Do this
Copy out all lines carrying the word "what".

● ● ● ●

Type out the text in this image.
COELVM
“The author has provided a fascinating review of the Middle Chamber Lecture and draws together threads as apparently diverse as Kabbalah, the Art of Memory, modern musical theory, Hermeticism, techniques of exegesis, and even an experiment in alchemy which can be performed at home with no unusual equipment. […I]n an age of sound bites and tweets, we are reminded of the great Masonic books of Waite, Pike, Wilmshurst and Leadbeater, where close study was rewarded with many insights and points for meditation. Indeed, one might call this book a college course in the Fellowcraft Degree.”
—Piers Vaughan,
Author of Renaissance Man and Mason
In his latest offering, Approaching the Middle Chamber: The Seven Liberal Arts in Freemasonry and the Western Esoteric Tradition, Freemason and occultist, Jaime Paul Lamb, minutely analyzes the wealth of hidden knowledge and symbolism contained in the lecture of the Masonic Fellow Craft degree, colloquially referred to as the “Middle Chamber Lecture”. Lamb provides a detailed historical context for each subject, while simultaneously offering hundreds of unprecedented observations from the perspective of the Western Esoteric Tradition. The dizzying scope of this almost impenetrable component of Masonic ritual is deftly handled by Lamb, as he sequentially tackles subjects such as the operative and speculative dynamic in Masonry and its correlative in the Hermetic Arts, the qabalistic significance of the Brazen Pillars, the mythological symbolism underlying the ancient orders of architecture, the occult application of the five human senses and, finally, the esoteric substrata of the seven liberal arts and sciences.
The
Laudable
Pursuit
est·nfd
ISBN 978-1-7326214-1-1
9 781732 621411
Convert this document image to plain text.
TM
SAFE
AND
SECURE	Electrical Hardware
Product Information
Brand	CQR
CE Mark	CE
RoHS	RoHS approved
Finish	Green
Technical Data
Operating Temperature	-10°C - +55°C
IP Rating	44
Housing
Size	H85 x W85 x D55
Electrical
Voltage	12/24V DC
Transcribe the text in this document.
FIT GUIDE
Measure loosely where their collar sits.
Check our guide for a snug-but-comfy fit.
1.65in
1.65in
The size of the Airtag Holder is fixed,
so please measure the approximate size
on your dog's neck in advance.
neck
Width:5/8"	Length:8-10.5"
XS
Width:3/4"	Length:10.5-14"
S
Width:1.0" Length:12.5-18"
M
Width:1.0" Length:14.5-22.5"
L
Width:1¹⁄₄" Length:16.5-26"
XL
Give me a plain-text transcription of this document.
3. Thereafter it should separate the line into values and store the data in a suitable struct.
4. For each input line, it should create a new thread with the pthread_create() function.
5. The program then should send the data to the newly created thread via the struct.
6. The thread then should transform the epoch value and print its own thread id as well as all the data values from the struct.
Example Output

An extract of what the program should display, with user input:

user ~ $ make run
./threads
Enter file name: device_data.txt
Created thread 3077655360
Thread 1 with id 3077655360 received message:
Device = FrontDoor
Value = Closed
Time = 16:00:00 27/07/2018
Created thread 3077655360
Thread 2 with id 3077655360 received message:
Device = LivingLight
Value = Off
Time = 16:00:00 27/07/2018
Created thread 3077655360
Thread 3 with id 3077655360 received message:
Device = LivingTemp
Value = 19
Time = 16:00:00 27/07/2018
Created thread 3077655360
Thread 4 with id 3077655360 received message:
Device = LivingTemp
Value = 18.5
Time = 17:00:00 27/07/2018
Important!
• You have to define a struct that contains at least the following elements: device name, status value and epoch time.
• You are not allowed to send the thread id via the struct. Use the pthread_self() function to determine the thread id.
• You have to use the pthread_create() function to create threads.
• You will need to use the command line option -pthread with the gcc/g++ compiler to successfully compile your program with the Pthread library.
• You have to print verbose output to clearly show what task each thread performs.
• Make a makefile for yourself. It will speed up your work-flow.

● ● ● ●

Result
An extract of what the program should display, with user input:
• You have to print verbose output to clearly show what task each thread performs.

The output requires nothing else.